Chart and figure data:
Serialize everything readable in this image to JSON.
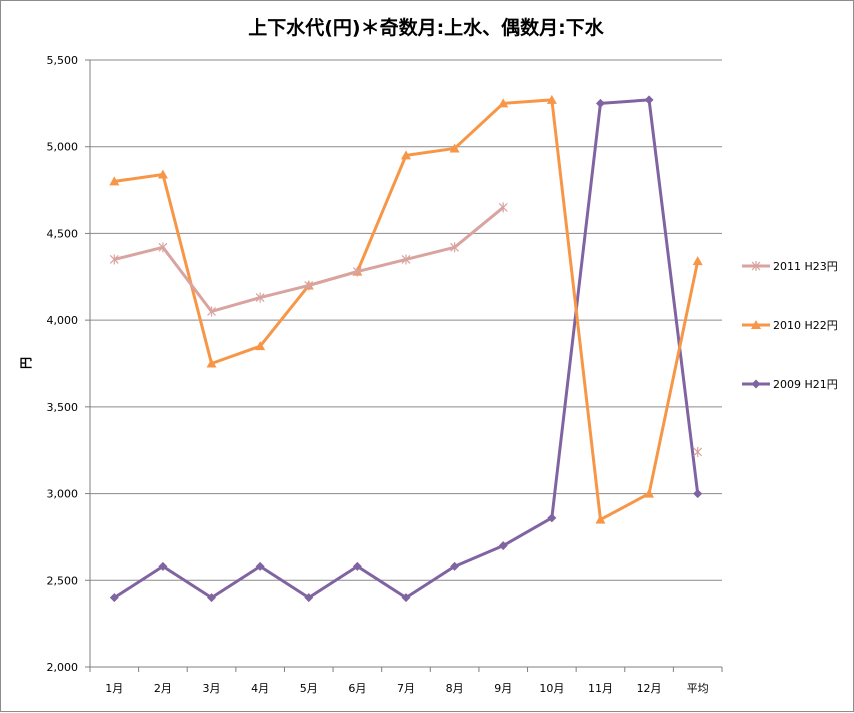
{
  "chart_data": {
    "type": "line",
    "title": "上下水代(円)＊奇数月:上水、偶数月:下水",
    "xlabel": "",
    "ylabel": "円",
    "ylim": [
      2000,
      5500
    ],
    "y_ticks": [
      "2,000",
      "2,500",
      "3,000",
      "3,500",
      "4,000",
      "4,500",
      "5,000",
      "5,500"
    ],
    "categories": [
      "1月",
      "2月",
      "3月",
      "4月",
      "5月",
      "6月",
      "7月",
      "8月",
      "9月",
      "10月",
      "11月",
      "12月",
      "平均"
    ],
    "grid": "horizontal",
    "legend_position": "right",
    "series": [
      {
        "name": "2011 H23円",
        "color": "#d9a3a0",
        "marker": "star",
        "values": [
          4350,
          4420,
          4050,
          4130,
          4200,
          4280,
          4350,
          4420,
          4650,
          null,
          null,
          null,
          3240
        ]
      },
      {
        "name": "2010 H22円",
        "color": "#f79646",
        "marker": "triangle",
        "values": [
          4800,
          4840,
          3750,
          3850,
          4200,
          4280,
          4950,
          4990,
          5250,
          5270,
          2850,
          3000,
          4340
        ]
      },
      {
        "name": "2009 H21円",
        "color": "#8064a2",
        "marker": "diamond",
        "values": [
          2400,
          2580,
          2400,
          2580,
          2400,
          2580,
          2400,
          2580,
          2700,
          2860,
          5250,
          5270,
          3000
        ]
      }
    ]
  }
}
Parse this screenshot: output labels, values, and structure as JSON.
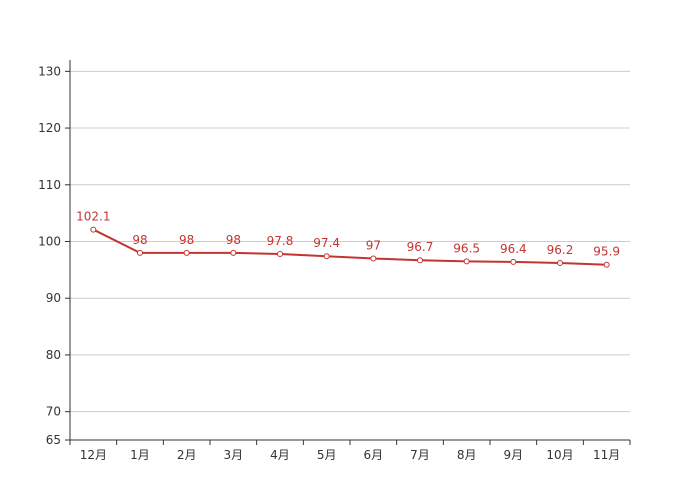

> _Stated exercise_:
Write every record out again exactly; no pictures belong in the copy.

> _The response_:
Serialize everything readable in this image to JSON.
{
  "chart_data": {
    "type": "line",
    "title": "上下水代(円)＊奇数月:上水、偶数月:下水",
    "xlabel": "",
    "ylabel": "円",
    "ylim": [
      2000,
      5500
    ],
    "y_ticks": [
      "2,000",
      "2,500",
      "3,000",
      "3,500",
      "4,000",
      "4,500",
      "5,000",
      "5,500"
    ],
    "categories": [
      "1月",
      "2月",
      "3月",
      "4月",
      "5月",
      "6月",
      "7月",
      "8月",
      "9月",
      "10月",
      "11月",
      "12月",
      "平均"
    ],
    "grid": "horizontal",
    "legend_position": "right",
    "series": [
      {
        "name": "2011 H23円",
        "color": "#d9a3a0",
        "marker": "star",
        "values": [
          4350,
          4420,
          4050,
          4130,
          4200,
          4280,
          4350,
          4420,
          4650,
          null,
          null,
          null,
          3240
        ]
      },
      {
        "name": "2010 H22円",
        "color": "#f79646",
        "marker": "triangle",
        "values": [
          4800,
          4840,
          3750,
          3850,
          4200,
          4280,
          4950,
          4990,
          5250,
          5270,
          2850,
          3000,
          4340
        ]
      },
      {
        "name": "2009 H21円",
        "color": "#8064a2",
        "marker": "diamond",
        "values": [
          2400,
          2580,
          2400,
          2580,
          2400,
          2580,
          2400,
          2580,
          2700,
          2860,
          5250,
          5270,
          3000
        ]
      }
    ]
  }
}
Parse this screenshot: output labels, values, and structure as JSON.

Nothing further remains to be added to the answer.